[begin Data records]
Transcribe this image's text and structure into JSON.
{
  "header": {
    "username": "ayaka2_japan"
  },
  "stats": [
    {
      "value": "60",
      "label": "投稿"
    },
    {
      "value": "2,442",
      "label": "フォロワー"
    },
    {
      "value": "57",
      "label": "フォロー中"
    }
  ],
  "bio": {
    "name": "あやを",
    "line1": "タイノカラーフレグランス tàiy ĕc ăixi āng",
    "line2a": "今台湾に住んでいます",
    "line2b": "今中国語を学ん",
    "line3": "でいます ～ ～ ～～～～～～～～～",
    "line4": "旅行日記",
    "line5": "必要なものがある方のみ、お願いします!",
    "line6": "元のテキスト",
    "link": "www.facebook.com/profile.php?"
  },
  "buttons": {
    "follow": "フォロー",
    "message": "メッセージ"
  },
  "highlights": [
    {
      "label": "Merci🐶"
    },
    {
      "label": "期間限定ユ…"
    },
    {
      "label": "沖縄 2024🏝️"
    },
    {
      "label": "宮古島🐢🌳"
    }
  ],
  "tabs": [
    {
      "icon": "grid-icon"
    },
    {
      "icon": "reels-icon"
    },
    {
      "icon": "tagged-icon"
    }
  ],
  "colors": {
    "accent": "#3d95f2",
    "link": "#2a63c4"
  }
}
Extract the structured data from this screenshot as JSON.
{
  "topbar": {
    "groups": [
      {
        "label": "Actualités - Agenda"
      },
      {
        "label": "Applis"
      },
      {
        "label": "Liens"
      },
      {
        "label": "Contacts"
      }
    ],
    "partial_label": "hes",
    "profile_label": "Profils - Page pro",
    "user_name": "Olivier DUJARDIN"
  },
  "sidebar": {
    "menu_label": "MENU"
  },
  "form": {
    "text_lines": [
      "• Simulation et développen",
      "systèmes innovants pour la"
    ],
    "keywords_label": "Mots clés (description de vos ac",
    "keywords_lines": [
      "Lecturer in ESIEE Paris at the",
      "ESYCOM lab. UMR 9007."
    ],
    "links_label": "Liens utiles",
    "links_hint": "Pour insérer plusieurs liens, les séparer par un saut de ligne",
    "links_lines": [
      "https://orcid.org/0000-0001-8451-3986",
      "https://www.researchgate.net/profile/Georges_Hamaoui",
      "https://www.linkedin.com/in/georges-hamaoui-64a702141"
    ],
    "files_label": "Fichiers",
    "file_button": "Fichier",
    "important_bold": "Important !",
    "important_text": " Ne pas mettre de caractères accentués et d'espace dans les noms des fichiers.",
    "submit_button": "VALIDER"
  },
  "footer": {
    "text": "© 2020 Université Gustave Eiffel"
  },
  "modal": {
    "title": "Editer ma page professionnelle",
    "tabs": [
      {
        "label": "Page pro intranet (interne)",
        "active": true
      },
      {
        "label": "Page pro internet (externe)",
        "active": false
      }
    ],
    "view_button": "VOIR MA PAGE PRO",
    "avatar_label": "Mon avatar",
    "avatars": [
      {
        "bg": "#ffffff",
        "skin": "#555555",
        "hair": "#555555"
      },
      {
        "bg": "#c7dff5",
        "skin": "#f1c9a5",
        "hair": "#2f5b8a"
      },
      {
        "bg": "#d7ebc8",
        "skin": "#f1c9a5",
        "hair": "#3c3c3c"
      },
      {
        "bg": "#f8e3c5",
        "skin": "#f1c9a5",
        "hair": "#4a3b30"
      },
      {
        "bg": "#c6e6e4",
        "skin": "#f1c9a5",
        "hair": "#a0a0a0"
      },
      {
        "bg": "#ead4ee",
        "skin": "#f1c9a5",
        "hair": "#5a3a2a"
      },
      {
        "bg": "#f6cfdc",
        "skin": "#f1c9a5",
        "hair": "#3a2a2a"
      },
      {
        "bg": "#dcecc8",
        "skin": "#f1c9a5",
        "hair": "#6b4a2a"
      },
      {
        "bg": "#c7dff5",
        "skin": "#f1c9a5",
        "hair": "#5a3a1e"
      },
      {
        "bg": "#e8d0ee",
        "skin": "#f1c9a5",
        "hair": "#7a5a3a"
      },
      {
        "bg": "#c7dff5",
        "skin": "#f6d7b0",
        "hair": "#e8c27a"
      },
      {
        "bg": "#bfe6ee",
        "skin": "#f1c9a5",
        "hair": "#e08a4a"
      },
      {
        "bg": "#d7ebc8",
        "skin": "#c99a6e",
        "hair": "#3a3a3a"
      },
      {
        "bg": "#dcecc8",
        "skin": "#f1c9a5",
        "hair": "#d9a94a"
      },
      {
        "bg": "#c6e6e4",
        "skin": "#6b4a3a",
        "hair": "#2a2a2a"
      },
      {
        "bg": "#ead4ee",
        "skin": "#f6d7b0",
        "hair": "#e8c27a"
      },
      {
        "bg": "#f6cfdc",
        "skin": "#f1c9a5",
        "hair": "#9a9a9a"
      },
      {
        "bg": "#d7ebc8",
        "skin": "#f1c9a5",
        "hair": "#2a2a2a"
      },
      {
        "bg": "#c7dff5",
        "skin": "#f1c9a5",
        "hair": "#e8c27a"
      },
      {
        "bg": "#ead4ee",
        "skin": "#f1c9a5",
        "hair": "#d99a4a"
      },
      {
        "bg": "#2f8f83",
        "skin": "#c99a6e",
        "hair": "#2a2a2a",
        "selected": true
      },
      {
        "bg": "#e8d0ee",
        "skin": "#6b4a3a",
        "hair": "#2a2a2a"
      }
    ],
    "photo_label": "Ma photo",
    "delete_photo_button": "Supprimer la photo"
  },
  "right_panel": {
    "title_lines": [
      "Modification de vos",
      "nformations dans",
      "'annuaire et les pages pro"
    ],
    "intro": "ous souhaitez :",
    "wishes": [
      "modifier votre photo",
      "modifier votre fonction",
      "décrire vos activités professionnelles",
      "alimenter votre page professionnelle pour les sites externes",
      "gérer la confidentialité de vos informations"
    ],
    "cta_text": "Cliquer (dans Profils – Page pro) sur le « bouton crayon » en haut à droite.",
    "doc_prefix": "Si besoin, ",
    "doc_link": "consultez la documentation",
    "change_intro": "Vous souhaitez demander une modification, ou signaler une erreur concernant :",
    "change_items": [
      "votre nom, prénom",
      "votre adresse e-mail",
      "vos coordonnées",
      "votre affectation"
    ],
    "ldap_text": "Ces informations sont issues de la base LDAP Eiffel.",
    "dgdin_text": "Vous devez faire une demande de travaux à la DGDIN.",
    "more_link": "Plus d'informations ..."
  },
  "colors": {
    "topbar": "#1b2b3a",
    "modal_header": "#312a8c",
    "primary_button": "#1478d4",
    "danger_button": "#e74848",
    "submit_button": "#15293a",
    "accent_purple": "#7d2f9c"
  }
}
[end Data records]
Given instruction: Look through the records and gather each line with the word "souhaitez".

Problem solution:
    "intro": "ous souhaitez :",
    "change_intro": "Vous souhaitez demander une modification, ou signaler une erreur concernant :",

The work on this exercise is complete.